**Exercise brief**: Transcribe all the records with complete accuracy.

--- Materials provided ---

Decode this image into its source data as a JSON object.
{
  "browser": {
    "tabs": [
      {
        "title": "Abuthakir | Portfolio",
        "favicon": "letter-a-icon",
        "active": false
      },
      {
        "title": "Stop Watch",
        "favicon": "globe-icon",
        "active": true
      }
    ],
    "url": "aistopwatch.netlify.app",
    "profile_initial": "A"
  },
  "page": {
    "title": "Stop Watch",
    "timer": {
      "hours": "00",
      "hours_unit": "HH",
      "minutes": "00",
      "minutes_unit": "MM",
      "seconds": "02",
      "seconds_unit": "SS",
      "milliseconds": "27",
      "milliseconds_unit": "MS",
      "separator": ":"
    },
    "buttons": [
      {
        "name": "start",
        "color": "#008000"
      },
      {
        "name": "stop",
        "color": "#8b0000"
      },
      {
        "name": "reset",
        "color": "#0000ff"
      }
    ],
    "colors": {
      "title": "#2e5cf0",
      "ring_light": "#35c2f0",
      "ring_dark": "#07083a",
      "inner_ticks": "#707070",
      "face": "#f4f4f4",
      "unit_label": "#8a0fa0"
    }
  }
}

---

**Response to this exercise**:
Decode this image into its source data as a JSON object.
{
  "browser": {
    "tabs": [
      {
        "title": "Abuthakir | Portfolio",
        "favicon": "letter-a-icon",
        "active": false
      },
      {
        "title": "Stop Watch",
        "favicon": "globe-icon",
        "active": true
      }
    ],
    "url": "aistopwatch.netlify.app",
    "profile_initial": "A"
  },
  "page": {
    "title": "Stop Watch",
    "timer": {
      "hours": "00",
      "hours_unit": "HH",
      "minutes": "00",
      "minutes_unit": "MM",
      "seconds": "02",
      "seconds_unit": "SS",
      "milliseconds": "27",
      "milliseconds_unit": "MS",
      "separator": ":"
    },
    "buttons": [
      {
        "name": "start",
        "color": "#008000"
      },
      {
        "name": "stop",
        "color": "#8b0000"
      },
      {
        "name": "reset",
        "color": "#0000ff"
      }
    ],
    "colors": {
      "title": "#2e5cf0",
      "ring_light": "#35c2f0",
      "ring_dark": "#07083a",
      "inner_ticks": "#707070",
      "face": "#f4f4f4",
      "unit_label": "#8a0fa0"
    }
  }
}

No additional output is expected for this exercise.